Collected data entries:
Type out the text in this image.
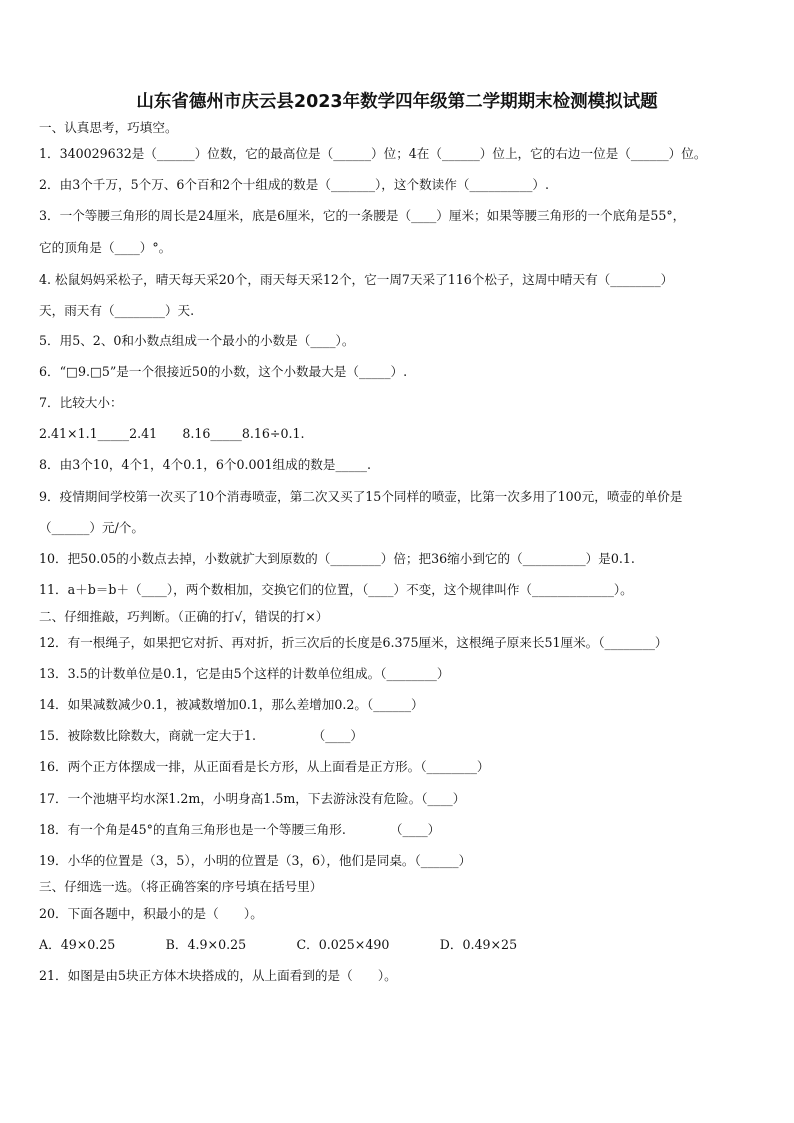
山东省德州市庆云县2023年数学四年级第二学期期末检测模拟试题
一、认真思考，巧填空。
1．340029632是（______）位数，它的最高位是（______）位；4在（______）位上，它的右边一位是（______）位。
2．由3个千万，5个万、6个百和2个十组成的数是（_______），这个数读作（__________）.
3．一个等腰三角形的周长是24厘米，底是6厘米，它的一条腰是（____）厘米；如果等腰三角形的一个底角是55°，
它的顶角是（____）°。
4. 松鼠妈妈采松子，晴天每天采20个，雨天每天采12个，它一周7天采了116个松子，这周中晴天有（________）
天，雨天有（________）天.
5．用5、2、0和小数点组成一个最小的小数是（____）。
6．“□9.□5”是一个很接近50的小数，这个小数最大是（_____）.
7．比较大小：
2.41×1.1_____2.41　　8.16_____8.16÷0.1.
8．由3个10，4个1，4个0.1，6个0.001组成的数是_____.
9．疫情期间学校第一次买了10个消毒喷壶，第二次又买了15个同样的喷壶，比第一次多用了100元，喷壶的单价是
（______）元/个。
10．把50.05的小数点去掉，小数就扩大到原数的（________）倍；把36缩小到它的（__________）是0.1.
11．a＋b＝b＋（____），两个数相加，交换它们的位置，（____）不变，这个规律叫作（_____________）。
二、仔细推敲，巧判断。（正确的打√，错误的打×）
12．有一根绳子，如果把它对折、再对折，折三次后的长度是6.375厘米，这根绳子原来长51厘米。（________）
13．3.5的计数单位是0.1，它是由5个这样的计数单位组成。（________）
14．如果减数减少0.1，被减数增加0.1，那么差增加0.2。（______）
15．被除数比除数大，商就一定大于1.　　　　　（____）
16．两个正方体摆成一排，从正面看是长方形，从上面看是正方形。（________）
17．一个池塘平均水深1.2m，小明身高1.5m，下去游泳没有危险。（____）
18．有一个角是45°的直角三角形也是一个等腰三角形.　　　　（____）
19．小华的位置是（3，5），小明的位置是（3，6），他们是同桌。（______）
三、仔细选一选。（将正确答案的序号填在括号里）
20．下面各题中，积最小的是（　　）。
A．49×0.25　　　　B．4.9×0.25　　　　C．0.025×490　　　　D．0.49×25
21．如图是由5块正方体木块搭成的，从上面看到的是（　　）。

(Work to complete)
Copy every line above word for word and exclude the pictures.

(Response)
Type out the text in this image.
山东省德州市庆云县2023年数学四年级第二学期期末检测模拟试题
一、认真思考，巧填空。
1．340029632是（______）位数，它的最高位是（______）位；4在（______）位上，它的右边一位是（______）位。
2．由3个千万，5个万、6个百和2个十组成的数是（_______），这个数读作（__________）.
3．一个等腰三角形的周长是24厘米，底是6厘米，它的一条腰是（____）厘米；如果等腰三角形的一个底角是55°，
它的顶角是（____）°。
4. 松鼠妈妈采松子，晴天每天采20个，雨天每天采12个，它一周7天采了116个松子，这周中晴天有（________）
天，雨天有（________）天.
5．用5、2、0和小数点组成一个最小的小数是（____）。
6．“□9.□5”是一个很接近50的小数，这个小数最大是（_____）.
7．比较大小：
2.41×1.1_____2.41　　8.16_____8.16÷0.1.
8．由3个10，4个1，4个0.1，6个0.001组成的数是_____.
9．疫情期间学校第一次买了10个消毒喷壶，第二次又买了15个同样的喷壶，比第一次多用了100元，喷壶的单价是
（______）元/个。
10．把50.05的小数点去掉，小数就扩大到原数的（________）倍；把36缩小到它的（__________）是0.1.
11．a＋b＝b＋（____），两个数相加，交换它们的位置，（____）不变，这个规律叫作（_____________）。
二、仔细推敲，巧判断。（正确的打√，错误的打×）
12．有一根绳子，如果把它对折、再对折，折三次后的长度是6.375厘米，这根绳子原来长51厘米。（________）
13．3.5的计数单位是0.1，它是由5个这样的计数单位组成。（________）
14．如果减数减少0.1，被减数增加0.1，那么差增加0.2。（______）
15．被除数比除数大，商就一定大于1.　　　　　（____）
16．两个正方体摆成一排，从正面看是长方形，从上面看是正方形。（________）
17．一个池塘平均水深1.2m，小明身高1.5m，下去游泳没有危险。（____）
18．有一个角是45°的直角三角形也是一个等腰三角形.　　　　（____）
19．小华的位置是（3，5），小明的位置是（3，6），他们是同桌。（______）
三、仔细选一选。（将正确答案的序号填在括号里）
20．下面各题中，积最小的是（　　）。
A．49×0.25　　　　B．4.9×0.25　　　　C．0.025×490　　　　D．0.49×25
21．如图是由5块正方体木块搭成的，从上面看到的是（　　）。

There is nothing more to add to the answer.